Brief >> Reproduce each line exactly.
Start
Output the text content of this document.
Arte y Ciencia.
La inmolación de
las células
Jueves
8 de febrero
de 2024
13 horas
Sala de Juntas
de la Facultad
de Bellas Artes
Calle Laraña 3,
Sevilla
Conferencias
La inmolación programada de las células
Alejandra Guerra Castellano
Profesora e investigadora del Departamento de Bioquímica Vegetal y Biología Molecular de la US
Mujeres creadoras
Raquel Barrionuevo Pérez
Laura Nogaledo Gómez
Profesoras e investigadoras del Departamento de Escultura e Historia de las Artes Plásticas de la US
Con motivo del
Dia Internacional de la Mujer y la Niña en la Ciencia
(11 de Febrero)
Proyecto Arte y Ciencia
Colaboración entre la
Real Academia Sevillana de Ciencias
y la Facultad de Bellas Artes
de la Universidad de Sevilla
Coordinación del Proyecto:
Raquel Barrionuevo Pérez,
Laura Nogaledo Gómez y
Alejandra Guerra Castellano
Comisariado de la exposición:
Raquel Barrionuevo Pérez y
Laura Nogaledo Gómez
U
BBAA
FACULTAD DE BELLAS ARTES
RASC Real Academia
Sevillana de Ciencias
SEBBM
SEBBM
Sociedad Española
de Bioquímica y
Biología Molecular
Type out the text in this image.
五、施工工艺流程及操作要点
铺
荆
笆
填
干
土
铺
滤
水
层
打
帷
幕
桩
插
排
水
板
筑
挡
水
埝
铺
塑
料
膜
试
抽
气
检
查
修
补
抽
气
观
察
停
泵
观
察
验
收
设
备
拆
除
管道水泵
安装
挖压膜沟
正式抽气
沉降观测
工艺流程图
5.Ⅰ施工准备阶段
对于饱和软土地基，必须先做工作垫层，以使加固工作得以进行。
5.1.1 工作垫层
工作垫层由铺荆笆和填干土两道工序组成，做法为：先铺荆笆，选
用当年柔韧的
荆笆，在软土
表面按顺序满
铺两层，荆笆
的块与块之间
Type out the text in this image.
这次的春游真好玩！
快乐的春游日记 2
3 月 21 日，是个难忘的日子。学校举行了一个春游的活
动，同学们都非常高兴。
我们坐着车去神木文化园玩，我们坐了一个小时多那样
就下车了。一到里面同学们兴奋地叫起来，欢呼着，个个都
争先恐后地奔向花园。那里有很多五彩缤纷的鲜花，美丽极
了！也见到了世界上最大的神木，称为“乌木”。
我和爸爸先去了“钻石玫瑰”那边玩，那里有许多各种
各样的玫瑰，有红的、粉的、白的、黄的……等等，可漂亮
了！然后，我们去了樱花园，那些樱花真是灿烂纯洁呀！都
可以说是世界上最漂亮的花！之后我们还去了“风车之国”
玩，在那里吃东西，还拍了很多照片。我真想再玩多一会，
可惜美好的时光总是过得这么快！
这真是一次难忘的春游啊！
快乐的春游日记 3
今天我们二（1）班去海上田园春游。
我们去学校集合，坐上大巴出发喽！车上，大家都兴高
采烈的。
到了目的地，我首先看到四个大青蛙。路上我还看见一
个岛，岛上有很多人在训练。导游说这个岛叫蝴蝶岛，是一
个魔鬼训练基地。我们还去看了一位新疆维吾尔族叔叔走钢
End
Response >>
Output the text content of this document.
Arte y Ciencia.
La inmolación de
las células
Jueves
8 de febrero
de 2024
13 horas
Sala de Juntas
de la Facultad
de Bellas Artes
Calle Laraña 3,
Sevilla
Conferencias
La inmolación programada de las células
Alejandra Guerra Castellano
Profesora e investigadora del Departamento de Bioquímica Vegetal y Biología Molecular de la US
Mujeres creadoras
Raquel Barrionuevo Pérez
Laura Nogaledo Gómez
Profesoras e investigadoras del Departamento de Escultura e Historia de las Artes Plásticas de la US
Con motivo del
Dia Internacional de la Mujer y la Niña en la Ciencia
(11 de Febrero)
Proyecto Arte y Ciencia
Colaboración entre la
Real Academia Sevillana de Ciencias
y la Facultad de Bellas Artes
de la Universidad de Sevilla
Coordinación del Proyecto:
Raquel Barrionuevo Pérez,
Laura Nogaledo Gómez y
Alejandra Guerra Castellano
Comisariado de la exposición:
Raquel Barrionuevo Pérez y
Laura Nogaledo Gómez
U
BBAA
FACULTAD DE BELLAS ARTES
RASC Real Academia
Sevillana de Ciencias
SEBBM
SEBBM
Sociedad Española
de Bioquímica y
Biología Molecular
Type out the text in this image.
五、施工工艺流程及操作要点
铺
荆
笆
填
干
土
铺
滤
水
层
打
帷
幕
桩
插
排
水
板
筑
挡
水
埝
铺
塑
料
膜
试
抽
气
检
查
修
补
抽
气
观
察
停
泵
观
察
验
收
设
备
拆
除
管道水泵
安装
挖压膜沟
正式抽气
沉降观测
工艺流程图
5.Ⅰ施工准备阶段
对于饱和软土地基，必须先做工作垫层，以使加固工作得以进行。
5.1.1 工作垫层
工作垫层由铺荆笆和填干土两道工序组成，做法为：先铺荆笆，选
用当年柔韧的
荆笆，在软土
表面按顺序满
铺两层，荆笆
的块与块之间
Type out the text in this image.
这次的春游真好玩！
快乐的春游日记 2
3 月 21 日，是个难忘的日子。学校举行了一个春游的活
动，同学们都非常高兴。
我们坐着车去神木文化园玩，我们坐了一个小时多那样
就下车了。一到里面同学们兴奋地叫起来，欢呼着，个个都
争先恐后地奔向花园。那里有很多五彩缤纷的鲜花，美丽极
了！也见到了世界上最大的神木，称为“乌木”。
我和爸爸先去了“钻石玫瑰”那边玩，那里有许多各种
各样的玫瑰，有红的、粉的、白的、黄的……等等，可漂亮
了！然后，我们去了樱花园，那些樱花真是灿烂纯洁呀！都
可以说是世界上最漂亮的花！之后我们还去了“风车之国”
玩，在那里吃东西，还拍了很多照片。我真想再玩多一会，
可惜美好的时光总是过得这么快！
这真是一次难忘的春游啊！
快乐的春游日记 3
今天我们二（1）班去海上田园春游。
我们去学校集合，坐上大巴出发喽！车上，大家都兴高
采烈的。
到了目的地，我首先看到四个大青蛙。路上我还看见一
个岛，岛上有很多人在训练。导游说这个岛叫蝴蝶岛，是一
个魔鬼训练基地。我们还去看了一位新疆维吾尔族叔叔走钢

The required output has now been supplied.